Copy out the data below from the line containing "Transcribe this image's" to the line containing "Output a JSON", both lines included, with all images left out.

*** Supplied records ***

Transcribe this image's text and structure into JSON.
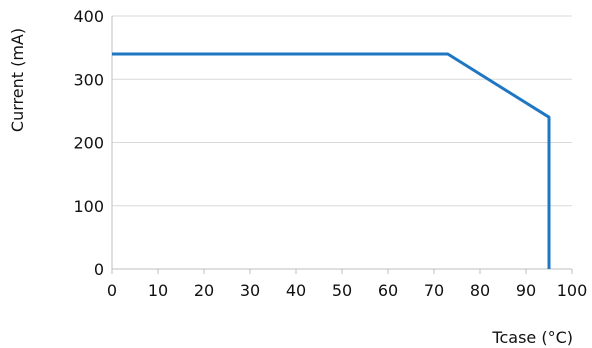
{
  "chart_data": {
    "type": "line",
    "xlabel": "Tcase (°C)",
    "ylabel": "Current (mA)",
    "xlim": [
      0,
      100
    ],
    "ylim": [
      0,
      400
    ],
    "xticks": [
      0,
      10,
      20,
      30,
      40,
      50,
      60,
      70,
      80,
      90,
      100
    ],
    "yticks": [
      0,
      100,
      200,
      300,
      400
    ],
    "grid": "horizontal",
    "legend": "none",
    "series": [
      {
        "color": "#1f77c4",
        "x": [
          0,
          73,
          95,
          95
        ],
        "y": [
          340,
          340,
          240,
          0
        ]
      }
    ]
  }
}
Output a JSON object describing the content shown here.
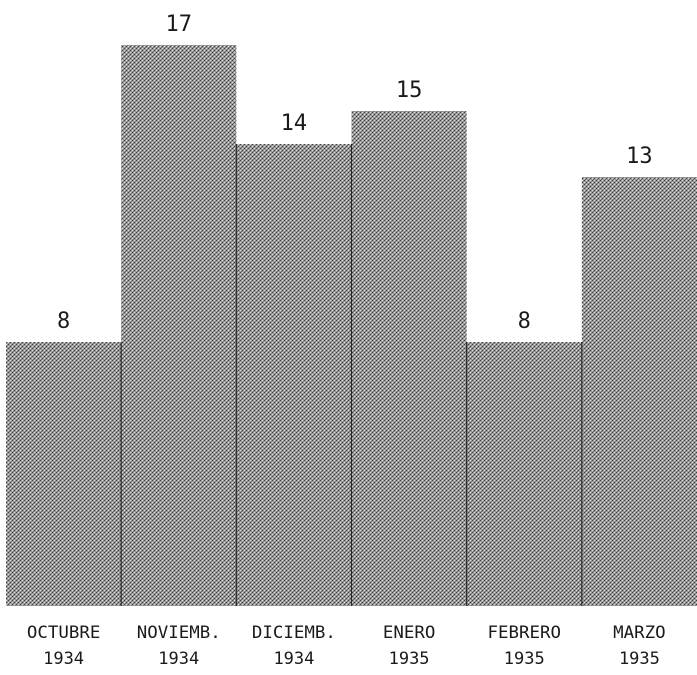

***
*** Supplied records ***

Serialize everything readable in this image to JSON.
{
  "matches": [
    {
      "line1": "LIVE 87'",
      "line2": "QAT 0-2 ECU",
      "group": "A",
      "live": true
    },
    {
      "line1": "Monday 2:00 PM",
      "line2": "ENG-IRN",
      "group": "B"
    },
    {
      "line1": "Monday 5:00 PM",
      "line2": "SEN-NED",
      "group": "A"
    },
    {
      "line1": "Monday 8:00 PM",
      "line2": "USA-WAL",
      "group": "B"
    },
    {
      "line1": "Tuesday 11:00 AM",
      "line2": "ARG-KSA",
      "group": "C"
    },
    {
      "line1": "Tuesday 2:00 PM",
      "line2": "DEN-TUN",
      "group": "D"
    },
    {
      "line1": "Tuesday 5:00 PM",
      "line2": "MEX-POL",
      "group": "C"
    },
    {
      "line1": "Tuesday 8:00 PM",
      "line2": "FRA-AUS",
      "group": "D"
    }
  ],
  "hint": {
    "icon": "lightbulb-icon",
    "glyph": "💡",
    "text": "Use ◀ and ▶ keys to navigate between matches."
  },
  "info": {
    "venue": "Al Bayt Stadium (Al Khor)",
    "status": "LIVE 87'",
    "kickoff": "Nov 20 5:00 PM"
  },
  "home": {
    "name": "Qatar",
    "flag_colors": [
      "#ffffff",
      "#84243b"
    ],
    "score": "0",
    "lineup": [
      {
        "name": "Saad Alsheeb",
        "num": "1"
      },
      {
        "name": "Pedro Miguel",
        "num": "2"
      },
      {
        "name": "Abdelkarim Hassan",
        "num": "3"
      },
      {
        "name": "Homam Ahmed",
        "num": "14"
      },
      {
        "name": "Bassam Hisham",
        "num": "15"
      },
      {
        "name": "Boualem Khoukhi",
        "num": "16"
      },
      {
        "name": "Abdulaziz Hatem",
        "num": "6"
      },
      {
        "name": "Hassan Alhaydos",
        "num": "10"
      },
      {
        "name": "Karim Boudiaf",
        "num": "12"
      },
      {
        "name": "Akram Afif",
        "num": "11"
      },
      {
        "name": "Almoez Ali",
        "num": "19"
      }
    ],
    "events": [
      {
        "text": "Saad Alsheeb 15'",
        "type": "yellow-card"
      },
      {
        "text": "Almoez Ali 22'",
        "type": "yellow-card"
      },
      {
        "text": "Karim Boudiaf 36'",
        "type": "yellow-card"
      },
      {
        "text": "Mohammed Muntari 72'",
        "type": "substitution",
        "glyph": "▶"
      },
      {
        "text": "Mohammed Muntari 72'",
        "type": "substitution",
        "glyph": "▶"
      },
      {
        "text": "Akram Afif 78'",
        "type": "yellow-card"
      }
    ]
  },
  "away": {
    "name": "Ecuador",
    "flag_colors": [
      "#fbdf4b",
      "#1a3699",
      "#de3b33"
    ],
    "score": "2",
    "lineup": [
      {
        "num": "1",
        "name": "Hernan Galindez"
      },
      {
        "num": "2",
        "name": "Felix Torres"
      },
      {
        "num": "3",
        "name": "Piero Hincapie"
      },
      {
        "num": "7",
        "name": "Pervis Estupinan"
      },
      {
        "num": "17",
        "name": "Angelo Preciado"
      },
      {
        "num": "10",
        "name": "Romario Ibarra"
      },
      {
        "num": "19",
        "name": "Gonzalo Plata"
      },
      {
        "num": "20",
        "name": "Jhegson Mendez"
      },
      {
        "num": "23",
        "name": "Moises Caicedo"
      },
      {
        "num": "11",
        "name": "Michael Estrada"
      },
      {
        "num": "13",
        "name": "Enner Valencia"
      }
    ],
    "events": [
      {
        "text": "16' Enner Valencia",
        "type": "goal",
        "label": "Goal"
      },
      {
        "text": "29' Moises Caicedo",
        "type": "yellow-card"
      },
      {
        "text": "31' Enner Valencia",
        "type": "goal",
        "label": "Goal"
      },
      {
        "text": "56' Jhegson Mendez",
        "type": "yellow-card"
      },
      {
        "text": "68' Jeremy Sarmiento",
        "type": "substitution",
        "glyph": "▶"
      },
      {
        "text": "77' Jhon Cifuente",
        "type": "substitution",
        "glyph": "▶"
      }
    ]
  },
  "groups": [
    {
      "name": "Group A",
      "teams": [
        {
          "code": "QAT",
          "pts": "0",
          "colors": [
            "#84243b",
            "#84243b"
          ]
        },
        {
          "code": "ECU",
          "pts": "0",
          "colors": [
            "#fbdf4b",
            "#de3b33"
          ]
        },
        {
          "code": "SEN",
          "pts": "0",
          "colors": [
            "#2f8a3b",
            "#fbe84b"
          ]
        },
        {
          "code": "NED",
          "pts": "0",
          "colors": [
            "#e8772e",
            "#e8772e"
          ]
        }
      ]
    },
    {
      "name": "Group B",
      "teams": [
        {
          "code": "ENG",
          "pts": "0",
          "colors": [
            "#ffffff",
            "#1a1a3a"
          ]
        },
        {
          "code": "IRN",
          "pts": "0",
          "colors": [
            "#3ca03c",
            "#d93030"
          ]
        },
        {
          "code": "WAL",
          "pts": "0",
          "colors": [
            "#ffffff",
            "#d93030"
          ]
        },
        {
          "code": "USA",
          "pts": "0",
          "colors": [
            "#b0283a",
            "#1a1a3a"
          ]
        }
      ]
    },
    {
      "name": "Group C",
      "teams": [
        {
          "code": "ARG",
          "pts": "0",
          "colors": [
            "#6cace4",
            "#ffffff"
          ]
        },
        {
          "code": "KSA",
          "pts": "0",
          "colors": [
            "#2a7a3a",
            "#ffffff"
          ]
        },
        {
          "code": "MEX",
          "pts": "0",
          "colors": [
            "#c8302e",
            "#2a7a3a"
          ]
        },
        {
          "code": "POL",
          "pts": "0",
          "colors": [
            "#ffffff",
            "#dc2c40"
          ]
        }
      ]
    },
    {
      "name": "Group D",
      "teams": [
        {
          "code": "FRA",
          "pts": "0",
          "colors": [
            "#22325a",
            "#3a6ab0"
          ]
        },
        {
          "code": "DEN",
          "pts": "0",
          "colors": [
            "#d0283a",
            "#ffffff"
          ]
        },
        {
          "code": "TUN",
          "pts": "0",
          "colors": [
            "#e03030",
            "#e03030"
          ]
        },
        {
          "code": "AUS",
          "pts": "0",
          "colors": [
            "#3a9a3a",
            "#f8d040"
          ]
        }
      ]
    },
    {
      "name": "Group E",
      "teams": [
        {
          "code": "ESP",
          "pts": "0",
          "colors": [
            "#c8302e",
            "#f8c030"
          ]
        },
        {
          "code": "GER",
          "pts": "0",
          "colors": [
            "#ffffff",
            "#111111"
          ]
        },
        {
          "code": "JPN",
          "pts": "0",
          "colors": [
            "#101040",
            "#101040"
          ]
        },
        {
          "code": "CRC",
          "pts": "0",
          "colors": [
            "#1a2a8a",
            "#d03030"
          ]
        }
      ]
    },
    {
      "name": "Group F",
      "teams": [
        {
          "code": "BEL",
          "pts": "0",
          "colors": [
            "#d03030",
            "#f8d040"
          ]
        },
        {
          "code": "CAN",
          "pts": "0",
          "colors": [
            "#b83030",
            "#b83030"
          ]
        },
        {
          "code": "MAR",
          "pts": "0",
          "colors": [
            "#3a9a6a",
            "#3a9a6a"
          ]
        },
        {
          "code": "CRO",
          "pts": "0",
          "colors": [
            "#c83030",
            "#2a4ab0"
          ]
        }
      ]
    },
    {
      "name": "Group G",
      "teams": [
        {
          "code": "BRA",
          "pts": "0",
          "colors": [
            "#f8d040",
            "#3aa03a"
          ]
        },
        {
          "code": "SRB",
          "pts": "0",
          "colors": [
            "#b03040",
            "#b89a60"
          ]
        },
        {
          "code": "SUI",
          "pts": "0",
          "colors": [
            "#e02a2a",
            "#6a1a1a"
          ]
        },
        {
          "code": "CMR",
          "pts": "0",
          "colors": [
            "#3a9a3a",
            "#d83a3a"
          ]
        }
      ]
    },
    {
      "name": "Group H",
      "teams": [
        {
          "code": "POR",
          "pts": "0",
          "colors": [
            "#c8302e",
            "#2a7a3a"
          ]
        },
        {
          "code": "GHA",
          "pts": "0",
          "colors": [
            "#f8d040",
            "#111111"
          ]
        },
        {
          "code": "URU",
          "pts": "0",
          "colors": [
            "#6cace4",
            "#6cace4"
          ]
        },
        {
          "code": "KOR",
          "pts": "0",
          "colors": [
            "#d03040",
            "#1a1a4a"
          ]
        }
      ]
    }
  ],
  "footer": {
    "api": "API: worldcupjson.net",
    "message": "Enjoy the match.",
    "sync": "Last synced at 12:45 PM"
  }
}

***

> **Task output**
Transcribe this image's text and structure into JSON.
{
  "chart_data": {
    "type": "line",
    "xlabel": "Tcase (°C)",
    "ylabel": "Current (mA)",
    "xlim": [
      0,
      100
    ],
    "ylim": [
      0,
      400
    ],
    "xticks": [
      0,
      10,
      20,
      30,
      40,
      50,
      60,
      70,
      80,
      90,
      100
    ],
    "yticks": [
      0,
      100,
      200,
      300,
      400
    ],
    "grid": "horizontal",
    "legend": "none",
    "series": [
      {
        "color": "#1f77c4",
        "x": [
          0,
          73,
          95,
          95
        ],
        "y": [
          340,
          340,
          240,
          0
        ]
      }
    ]
  }
}
Output a JSON object describing the content shown here.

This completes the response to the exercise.